▶ [EXERCISE DETAILS] Repeat the listing below in full, exactly as it stands.

▶ [EXERCISE MATERIALS]
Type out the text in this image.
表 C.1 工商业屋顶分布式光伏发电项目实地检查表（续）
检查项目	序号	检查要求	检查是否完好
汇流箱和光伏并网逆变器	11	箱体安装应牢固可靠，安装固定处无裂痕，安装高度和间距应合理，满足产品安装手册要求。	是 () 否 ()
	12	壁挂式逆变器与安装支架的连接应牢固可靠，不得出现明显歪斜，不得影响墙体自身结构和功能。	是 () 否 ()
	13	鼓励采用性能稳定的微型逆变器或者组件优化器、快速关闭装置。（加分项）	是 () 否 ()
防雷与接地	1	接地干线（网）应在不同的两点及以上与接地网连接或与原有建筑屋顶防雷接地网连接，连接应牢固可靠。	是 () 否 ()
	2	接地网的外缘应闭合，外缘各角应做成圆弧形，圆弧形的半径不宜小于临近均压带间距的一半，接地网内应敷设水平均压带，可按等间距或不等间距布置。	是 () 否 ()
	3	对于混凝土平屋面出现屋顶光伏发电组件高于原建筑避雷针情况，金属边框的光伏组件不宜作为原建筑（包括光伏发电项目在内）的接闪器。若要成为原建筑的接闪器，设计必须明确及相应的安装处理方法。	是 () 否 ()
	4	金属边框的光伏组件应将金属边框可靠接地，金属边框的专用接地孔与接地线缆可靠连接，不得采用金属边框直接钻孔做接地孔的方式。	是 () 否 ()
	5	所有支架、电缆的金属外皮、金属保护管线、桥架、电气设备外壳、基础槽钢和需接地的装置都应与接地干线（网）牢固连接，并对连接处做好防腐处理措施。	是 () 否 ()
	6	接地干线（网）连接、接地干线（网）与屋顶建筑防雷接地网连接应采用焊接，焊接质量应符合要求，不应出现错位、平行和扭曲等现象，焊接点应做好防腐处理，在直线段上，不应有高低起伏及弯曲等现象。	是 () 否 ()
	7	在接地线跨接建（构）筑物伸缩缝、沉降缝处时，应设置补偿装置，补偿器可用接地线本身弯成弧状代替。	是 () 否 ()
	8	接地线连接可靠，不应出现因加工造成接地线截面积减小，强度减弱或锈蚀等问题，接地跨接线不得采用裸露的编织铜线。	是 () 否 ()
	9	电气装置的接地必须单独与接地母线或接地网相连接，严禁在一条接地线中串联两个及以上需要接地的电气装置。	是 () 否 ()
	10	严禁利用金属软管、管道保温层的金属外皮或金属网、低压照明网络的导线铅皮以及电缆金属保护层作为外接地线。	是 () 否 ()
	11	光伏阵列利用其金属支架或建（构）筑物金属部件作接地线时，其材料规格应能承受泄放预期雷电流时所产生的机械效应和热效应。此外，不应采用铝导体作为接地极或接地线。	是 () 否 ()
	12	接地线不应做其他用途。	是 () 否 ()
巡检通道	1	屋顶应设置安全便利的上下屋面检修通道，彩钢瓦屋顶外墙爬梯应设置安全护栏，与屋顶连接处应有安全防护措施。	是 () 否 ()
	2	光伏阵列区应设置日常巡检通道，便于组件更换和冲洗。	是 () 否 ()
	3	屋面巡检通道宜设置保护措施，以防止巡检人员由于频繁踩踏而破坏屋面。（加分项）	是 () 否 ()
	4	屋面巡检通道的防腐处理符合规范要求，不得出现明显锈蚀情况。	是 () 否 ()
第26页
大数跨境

▶ [COMPLETE ANSWER]
Type out the text in this image.
表 C.1 工商业屋顶分布式光伏发电项目实地检查表（续）
检查项目	序号	检查要求	检查是否完好
汇流箱和光伏并网逆变器	11	箱体安装应牢固可靠，安装固定处无裂痕，安装高度和间距应合理，满足产品安装手册要求。	是 () 否 ()
	12	壁挂式逆变器与安装支架的连接应牢固可靠，不得出现明显歪斜，不得影响墙体自身结构和功能。	是 () 否 ()
	13	鼓励采用性能稳定的微型逆变器或者组件优化器、快速关闭装置。（加分项）	是 () 否 ()
防雷与接地	1	接地干线（网）应在不同的两点及以上与接地网连接或与原有建筑屋顶防雷接地网连接，连接应牢固可靠。	是 () 否 ()
	2	接地网的外缘应闭合，外缘各角应做成圆弧形，圆弧形的半径不宜小于临近均压带间距的一半，接地网内应敷设水平均压带，可按等间距或不等间距布置。	是 () 否 ()
	3	对于混凝土平屋面出现屋顶光伏发电组件高于原建筑避雷针情况，金属边框的光伏组件不宜作为原建筑（包括光伏发电项目在内）的接闪器。若要成为原建筑的接闪器，设计必须明确及相应的安装处理方法。	是 () 否 ()
	4	金属边框的光伏组件应将金属边框可靠接地，金属边框的专用接地孔与接地线缆可靠连接，不得采用金属边框直接钻孔做接地孔的方式。	是 () 否 ()
	5	所有支架、电缆的金属外皮、金属保护管线、桥架、电气设备外壳、基础槽钢和需接地的装置都应与接地干线（网）牢固连接，并对连接处做好防腐处理措施。	是 () 否 ()
	6	接地干线（网）连接、接地干线（网）与屋顶建筑防雷接地网连接应采用焊接，焊接质量应符合要求，不应出现错位、平行和扭曲等现象，焊接点应做好防腐处理，在直线段上，不应有高低起伏及弯曲等现象。	是 () 否 ()
	7	在接地线跨接建（构）筑物伸缩缝、沉降缝处时，应设置补偿装置，补偿器可用接地线本身弯成弧状代替。	是 () 否 ()
	8	接地线连接可靠，不应出现因加工造成接地线截面积减小，强度减弱或锈蚀等问题，接地跨接线不得采用裸露的编织铜线。	是 () 否 ()
	9	电气装置的接地必须单独与接地母线或接地网相连接，严禁在一条接地线中串联两个及以上需要接地的电气装置。	是 () 否 ()
	10	严禁利用金属软管、管道保温层的金属外皮或金属网、低压照明网络的导线铅皮以及电缆金属保护层作为外接地线。	是 () 否 ()
	11	光伏阵列利用其金属支架或建（构）筑物金属部件作接地线时，其材料规格应能承受泄放预期雷电流时所产生的机械效应和热效应。此外，不应采用铝导体作为接地极或接地线。	是 () 否 ()
	12	接地线不应做其他用途。	是 () 否 ()
巡检通道	1	屋顶应设置安全便利的上下屋面检修通道，彩钢瓦屋顶外墙爬梯应设置安全护栏，与屋顶连接处应有安全防护措施。	是 () 否 ()
	2	光伏阵列区应设置日常巡检通道，便于组件更换和冲洗。	是 () 否 ()
	3	屋面巡检通道宜设置保护措施，以防止巡检人员由于频繁踩踏而破坏屋面。（加分项）	是 () 否 ()
	4	屋面巡检通道的防腐处理符合规范要求，不得出现明显锈蚀情况。	是 () 否 ()
第26页
大数跨境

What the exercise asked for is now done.